— BEGIN —

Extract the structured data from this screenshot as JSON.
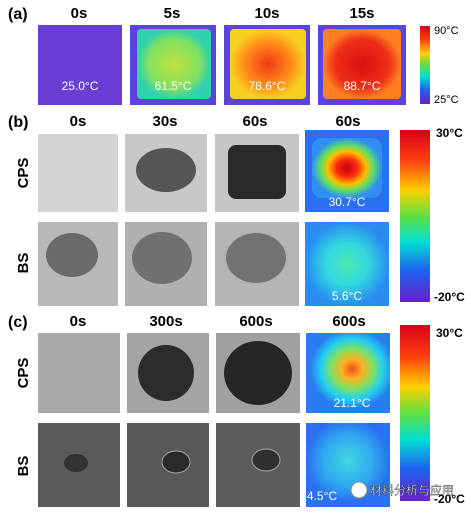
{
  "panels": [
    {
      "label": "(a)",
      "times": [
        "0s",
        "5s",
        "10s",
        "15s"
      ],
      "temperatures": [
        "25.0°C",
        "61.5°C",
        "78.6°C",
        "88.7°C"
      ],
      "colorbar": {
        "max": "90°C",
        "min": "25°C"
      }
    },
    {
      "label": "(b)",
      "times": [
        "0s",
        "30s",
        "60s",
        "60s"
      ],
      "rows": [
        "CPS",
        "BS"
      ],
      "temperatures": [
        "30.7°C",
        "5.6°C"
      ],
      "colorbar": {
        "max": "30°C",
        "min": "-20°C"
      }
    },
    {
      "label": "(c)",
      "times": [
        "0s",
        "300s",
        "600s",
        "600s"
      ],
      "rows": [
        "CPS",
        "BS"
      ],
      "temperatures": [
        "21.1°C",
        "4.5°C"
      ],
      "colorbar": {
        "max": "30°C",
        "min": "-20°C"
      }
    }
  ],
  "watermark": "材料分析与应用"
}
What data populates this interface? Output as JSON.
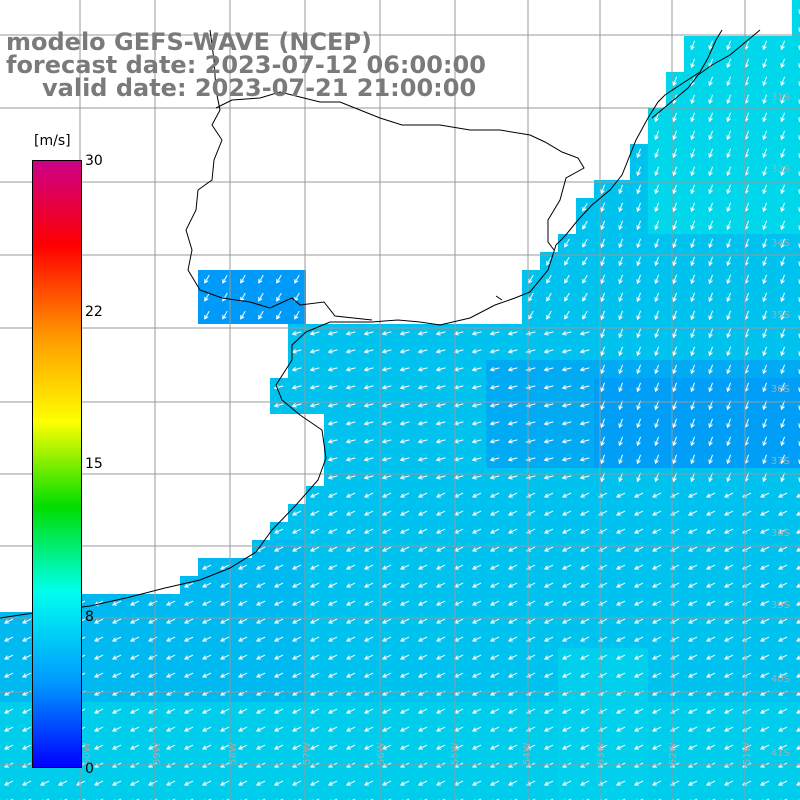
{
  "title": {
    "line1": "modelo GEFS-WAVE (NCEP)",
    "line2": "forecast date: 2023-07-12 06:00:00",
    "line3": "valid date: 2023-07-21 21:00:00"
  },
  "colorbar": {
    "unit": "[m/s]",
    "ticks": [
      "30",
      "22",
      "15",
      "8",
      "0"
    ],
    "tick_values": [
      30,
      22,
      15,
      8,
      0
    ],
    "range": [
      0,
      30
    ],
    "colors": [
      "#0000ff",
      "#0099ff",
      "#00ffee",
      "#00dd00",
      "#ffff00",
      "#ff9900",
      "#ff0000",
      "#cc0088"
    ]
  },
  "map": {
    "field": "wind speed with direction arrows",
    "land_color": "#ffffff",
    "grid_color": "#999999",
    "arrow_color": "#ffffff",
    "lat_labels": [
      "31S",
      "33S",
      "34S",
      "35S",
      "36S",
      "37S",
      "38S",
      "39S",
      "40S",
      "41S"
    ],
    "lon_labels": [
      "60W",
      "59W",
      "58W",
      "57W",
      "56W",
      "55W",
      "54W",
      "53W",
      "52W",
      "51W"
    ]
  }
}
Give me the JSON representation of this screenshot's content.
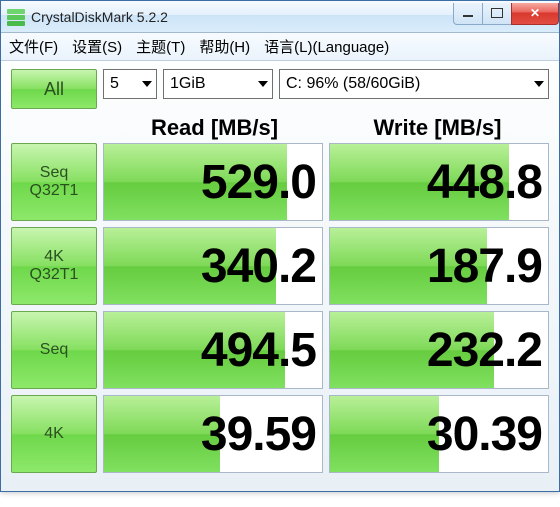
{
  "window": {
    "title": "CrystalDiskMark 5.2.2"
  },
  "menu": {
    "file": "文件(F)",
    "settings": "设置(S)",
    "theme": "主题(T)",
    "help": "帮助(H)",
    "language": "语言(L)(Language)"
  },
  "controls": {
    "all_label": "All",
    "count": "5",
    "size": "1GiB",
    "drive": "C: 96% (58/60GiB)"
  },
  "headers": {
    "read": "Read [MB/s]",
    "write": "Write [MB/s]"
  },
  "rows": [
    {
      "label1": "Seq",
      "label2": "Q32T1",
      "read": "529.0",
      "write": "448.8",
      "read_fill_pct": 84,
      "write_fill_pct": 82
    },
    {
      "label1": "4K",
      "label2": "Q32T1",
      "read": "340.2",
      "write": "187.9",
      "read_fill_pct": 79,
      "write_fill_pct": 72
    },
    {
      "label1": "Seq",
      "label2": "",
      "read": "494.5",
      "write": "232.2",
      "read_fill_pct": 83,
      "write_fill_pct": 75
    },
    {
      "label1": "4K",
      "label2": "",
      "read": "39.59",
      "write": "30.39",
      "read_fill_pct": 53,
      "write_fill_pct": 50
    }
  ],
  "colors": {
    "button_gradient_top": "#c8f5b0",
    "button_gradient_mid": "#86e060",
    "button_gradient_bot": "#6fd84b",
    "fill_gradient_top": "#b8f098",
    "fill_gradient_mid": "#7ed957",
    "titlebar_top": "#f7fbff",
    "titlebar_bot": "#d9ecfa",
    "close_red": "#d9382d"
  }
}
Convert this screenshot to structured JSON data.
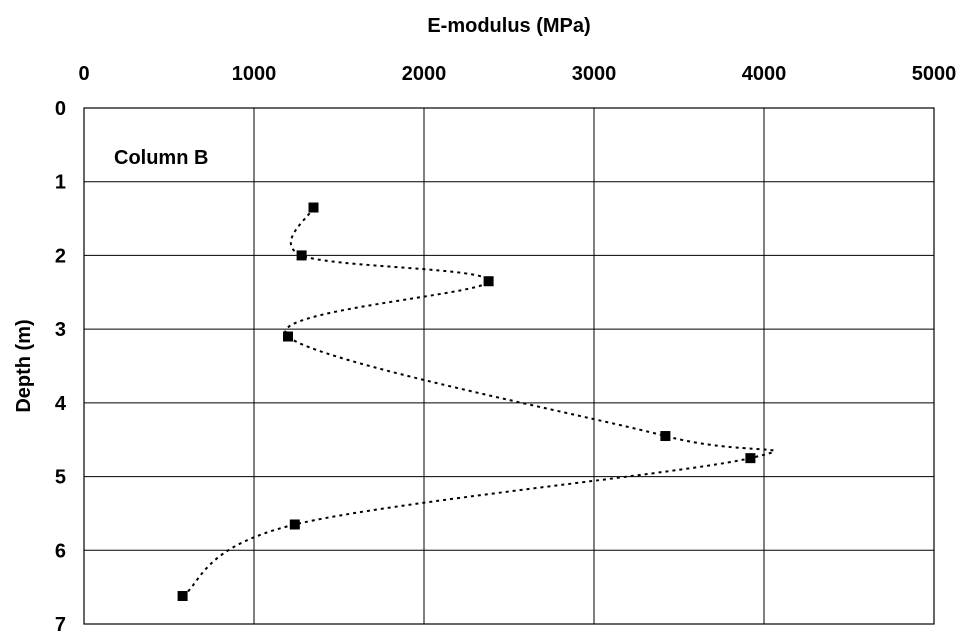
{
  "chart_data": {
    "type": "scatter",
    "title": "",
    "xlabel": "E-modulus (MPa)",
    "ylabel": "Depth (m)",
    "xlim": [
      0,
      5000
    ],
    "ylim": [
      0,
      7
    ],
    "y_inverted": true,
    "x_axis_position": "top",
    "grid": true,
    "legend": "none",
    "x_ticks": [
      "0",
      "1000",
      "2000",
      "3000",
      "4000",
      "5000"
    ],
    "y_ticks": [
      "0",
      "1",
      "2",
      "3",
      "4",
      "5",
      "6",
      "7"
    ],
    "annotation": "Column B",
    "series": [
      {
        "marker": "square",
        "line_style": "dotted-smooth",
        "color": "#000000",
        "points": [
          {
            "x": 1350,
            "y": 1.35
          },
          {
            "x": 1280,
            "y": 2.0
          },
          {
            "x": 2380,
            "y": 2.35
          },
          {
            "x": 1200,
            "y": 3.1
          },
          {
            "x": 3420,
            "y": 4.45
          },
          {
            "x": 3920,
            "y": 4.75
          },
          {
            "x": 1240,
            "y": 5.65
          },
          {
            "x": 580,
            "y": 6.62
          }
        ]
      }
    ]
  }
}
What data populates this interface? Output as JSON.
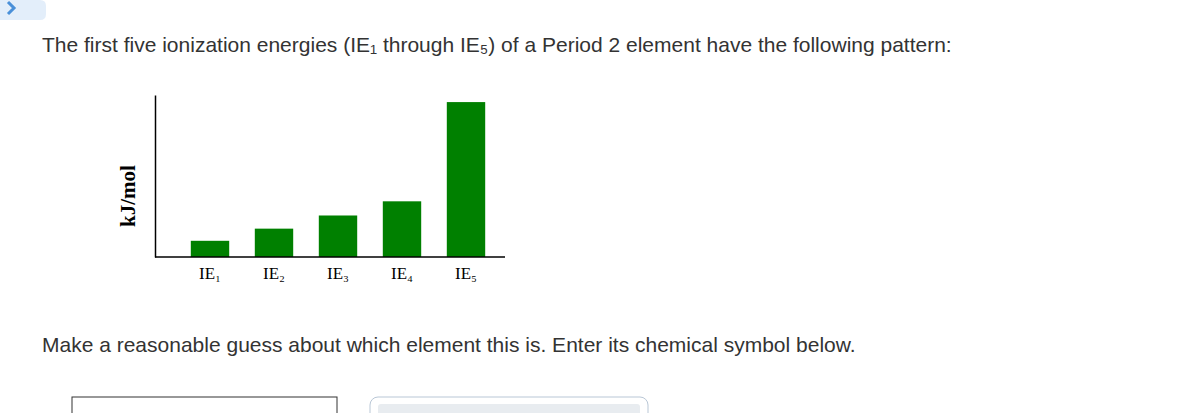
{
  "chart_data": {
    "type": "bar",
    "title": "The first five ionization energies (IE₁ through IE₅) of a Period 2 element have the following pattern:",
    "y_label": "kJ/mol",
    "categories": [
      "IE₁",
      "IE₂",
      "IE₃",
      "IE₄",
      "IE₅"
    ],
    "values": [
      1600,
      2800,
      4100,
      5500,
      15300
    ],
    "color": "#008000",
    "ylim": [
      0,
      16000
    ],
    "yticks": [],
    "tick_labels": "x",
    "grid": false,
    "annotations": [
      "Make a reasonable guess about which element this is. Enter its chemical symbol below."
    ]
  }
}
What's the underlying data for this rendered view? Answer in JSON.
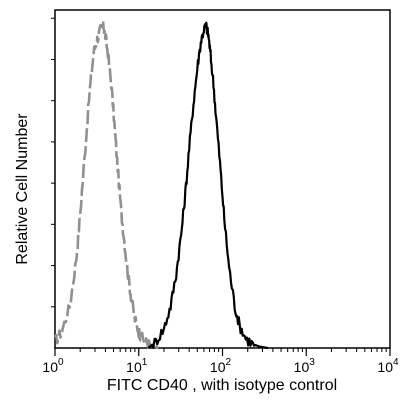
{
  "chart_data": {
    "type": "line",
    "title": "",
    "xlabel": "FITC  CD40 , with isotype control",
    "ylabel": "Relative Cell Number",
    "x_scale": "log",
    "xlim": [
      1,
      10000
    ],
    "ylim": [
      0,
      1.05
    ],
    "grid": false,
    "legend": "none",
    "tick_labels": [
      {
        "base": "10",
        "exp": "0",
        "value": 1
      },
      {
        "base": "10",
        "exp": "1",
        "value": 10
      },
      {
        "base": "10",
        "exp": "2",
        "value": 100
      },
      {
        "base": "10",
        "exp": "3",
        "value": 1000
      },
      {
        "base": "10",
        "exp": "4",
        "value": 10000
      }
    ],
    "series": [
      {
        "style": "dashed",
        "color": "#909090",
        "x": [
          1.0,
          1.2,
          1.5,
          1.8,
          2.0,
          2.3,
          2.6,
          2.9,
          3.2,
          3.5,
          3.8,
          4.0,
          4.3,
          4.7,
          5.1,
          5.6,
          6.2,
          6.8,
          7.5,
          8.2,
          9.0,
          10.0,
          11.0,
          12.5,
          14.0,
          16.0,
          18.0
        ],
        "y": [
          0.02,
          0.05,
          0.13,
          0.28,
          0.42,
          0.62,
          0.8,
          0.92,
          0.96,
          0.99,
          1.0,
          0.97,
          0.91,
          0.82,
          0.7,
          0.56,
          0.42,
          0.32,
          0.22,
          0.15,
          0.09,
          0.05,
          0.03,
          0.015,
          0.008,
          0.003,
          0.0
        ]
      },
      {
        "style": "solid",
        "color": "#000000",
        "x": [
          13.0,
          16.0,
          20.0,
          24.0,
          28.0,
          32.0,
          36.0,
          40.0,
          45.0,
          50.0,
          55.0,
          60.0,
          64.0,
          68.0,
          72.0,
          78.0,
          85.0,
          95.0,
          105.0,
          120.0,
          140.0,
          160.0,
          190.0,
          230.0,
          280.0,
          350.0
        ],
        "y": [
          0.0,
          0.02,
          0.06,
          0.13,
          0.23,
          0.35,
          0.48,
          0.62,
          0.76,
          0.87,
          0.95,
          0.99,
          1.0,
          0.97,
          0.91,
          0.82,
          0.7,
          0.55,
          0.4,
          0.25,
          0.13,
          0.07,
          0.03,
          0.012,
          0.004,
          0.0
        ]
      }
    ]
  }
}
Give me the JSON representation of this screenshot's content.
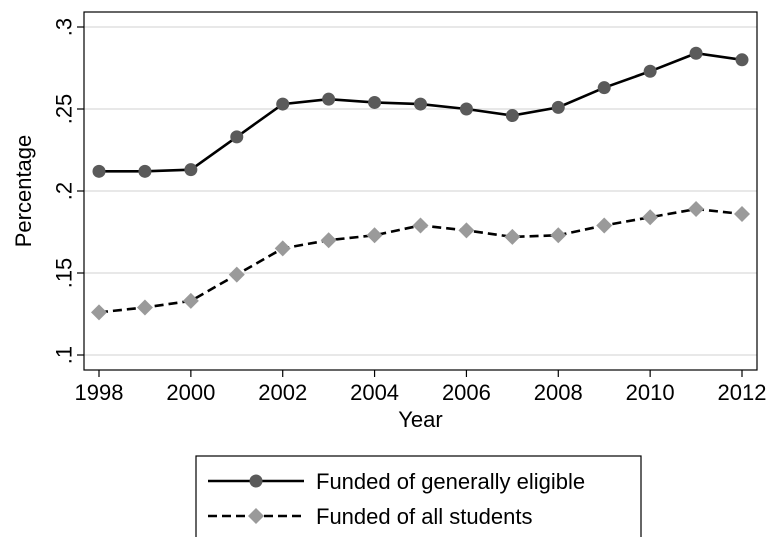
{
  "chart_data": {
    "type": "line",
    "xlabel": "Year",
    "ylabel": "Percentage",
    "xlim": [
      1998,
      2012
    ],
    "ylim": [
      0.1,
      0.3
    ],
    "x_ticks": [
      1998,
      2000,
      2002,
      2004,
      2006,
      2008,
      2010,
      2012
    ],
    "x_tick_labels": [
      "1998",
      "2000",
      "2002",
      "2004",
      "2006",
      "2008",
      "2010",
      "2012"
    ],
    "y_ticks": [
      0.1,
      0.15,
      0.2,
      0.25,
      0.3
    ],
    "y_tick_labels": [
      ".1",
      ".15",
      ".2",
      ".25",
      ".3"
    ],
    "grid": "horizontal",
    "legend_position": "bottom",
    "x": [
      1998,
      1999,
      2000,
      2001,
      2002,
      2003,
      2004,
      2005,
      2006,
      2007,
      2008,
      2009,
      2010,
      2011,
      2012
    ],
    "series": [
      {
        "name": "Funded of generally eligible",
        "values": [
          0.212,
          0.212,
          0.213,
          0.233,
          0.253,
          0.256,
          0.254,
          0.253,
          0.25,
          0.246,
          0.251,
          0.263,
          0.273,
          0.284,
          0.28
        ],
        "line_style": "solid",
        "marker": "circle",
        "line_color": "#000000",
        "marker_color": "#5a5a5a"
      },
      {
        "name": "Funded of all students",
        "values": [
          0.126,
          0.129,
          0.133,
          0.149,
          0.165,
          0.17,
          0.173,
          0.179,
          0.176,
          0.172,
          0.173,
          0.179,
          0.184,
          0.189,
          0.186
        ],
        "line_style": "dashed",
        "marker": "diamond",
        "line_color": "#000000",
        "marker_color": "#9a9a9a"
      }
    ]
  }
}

— END —

* **The problem**: In the records, locate each line holding the string "structured" and copy it.

* **The output**:
Extract the structured data from this screenshot as JSON.
Convert this screenshot to structured JSON data.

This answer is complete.